──────── DATA FOR THIS EXERCISE ────────

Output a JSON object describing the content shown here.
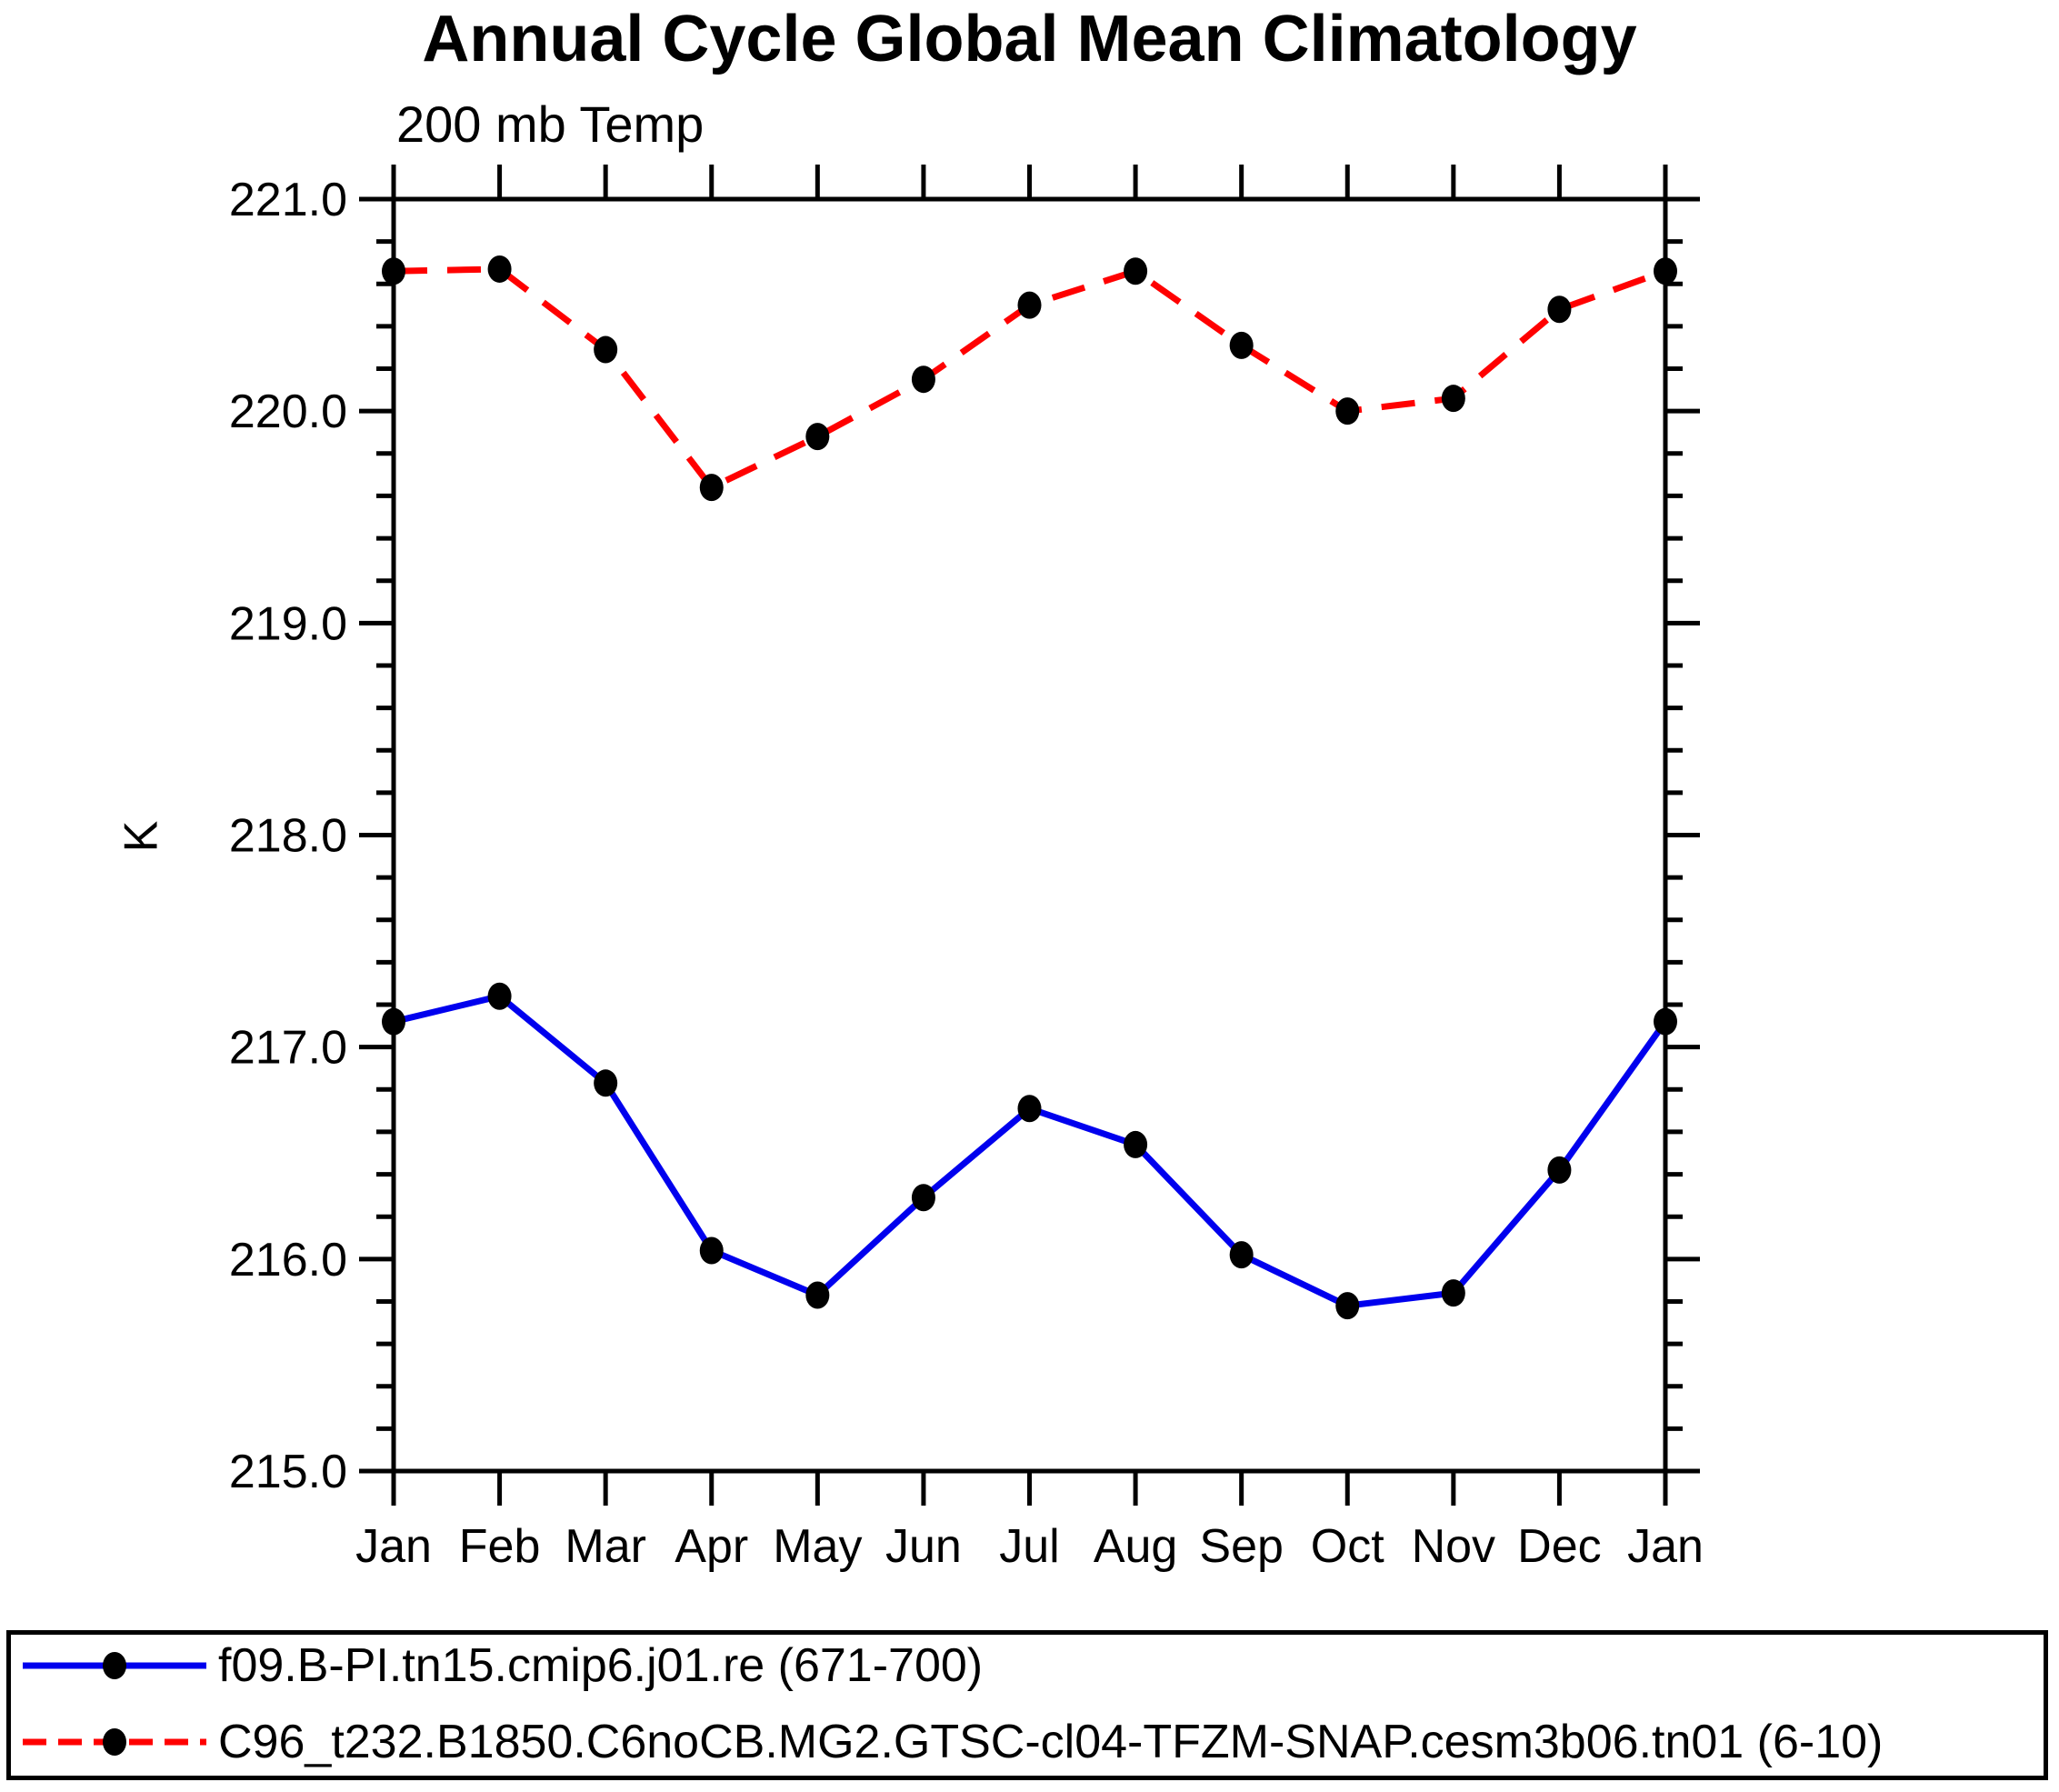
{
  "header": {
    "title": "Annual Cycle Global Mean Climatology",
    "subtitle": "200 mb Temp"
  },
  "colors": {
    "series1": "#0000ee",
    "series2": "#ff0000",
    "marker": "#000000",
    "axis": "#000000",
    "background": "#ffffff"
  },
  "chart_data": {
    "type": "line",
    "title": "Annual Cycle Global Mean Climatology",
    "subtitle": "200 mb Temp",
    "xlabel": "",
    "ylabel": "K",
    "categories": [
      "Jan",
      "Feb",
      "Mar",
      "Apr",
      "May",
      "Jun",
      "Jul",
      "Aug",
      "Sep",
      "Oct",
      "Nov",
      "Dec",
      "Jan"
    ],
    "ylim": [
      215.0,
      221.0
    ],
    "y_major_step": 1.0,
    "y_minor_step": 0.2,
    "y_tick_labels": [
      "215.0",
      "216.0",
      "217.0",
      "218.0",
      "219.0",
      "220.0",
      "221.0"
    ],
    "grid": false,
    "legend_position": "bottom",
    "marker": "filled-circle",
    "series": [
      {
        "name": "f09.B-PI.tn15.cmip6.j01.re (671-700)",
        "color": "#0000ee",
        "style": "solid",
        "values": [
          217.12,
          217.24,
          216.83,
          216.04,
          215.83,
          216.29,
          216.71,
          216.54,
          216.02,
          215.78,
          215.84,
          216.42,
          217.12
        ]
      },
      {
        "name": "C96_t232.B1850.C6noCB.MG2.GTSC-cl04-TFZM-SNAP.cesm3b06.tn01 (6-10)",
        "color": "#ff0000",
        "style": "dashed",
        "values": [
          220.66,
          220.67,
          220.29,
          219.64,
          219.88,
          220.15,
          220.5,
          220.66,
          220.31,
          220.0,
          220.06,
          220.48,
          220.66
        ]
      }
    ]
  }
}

────────

- **EXERCISE**
Exclude the images and reproduce the remaining data exactly.

- **ANSWER FOR THIS EXERCISE**
Output a JSON object describing the content shown here.
{
  "header": {
    "title": "Annual Cycle Global Mean Climatology",
    "subtitle": "200 mb Temp"
  },
  "colors": {
    "series1": "#0000ee",
    "series2": "#ff0000",
    "marker": "#000000",
    "axis": "#000000",
    "background": "#ffffff"
  },
  "chart_data": {
    "type": "line",
    "title": "Annual Cycle Global Mean Climatology",
    "subtitle": "200 mb Temp",
    "xlabel": "",
    "ylabel": "K",
    "categories": [
      "Jan",
      "Feb",
      "Mar",
      "Apr",
      "May",
      "Jun",
      "Jul",
      "Aug",
      "Sep",
      "Oct",
      "Nov",
      "Dec",
      "Jan"
    ],
    "ylim": [
      215.0,
      221.0
    ],
    "y_major_step": 1.0,
    "y_minor_step": 0.2,
    "y_tick_labels": [
      "215.0",
      "216.0",
      "217.0",
      "218.0",
      "219.0",
      "220.0",
      "221.0"
    ],
    "grid": false,
    "legend_position": "bottom",
    "marker": "filled-circle",
    "series": [
      {
        "name": "f09.B-PI.tn15.cmip6.j01.re (671-700)",
        "color": "#0000ee",
        "style": "solid",
        "values": [
          217.12,
          217.24,
          216.83,
          216.04,
          215.83,
          216.29,
          216.71,
          216.54,
          216.02,
          215.78,
          215.84,
          216.42,
          217.12
        ]
      },
      {
        "name": "C96_t232.B1850.C6noCB.MG2.GTSC-cl04-TFZM-SNAP.cesm3b06.tn01 (6-10)",
        "color": "#ff0000",
        "style": "dashed",
        "values": [
          220.66,
          220.67,
          220.29,
          219.64,
          219.88,
          220.15,
          220.5,
          220.66,
          220.31,
          220.0,
          220.06,
          220.48,
          220.66
        ]
      }
    ]
  }
}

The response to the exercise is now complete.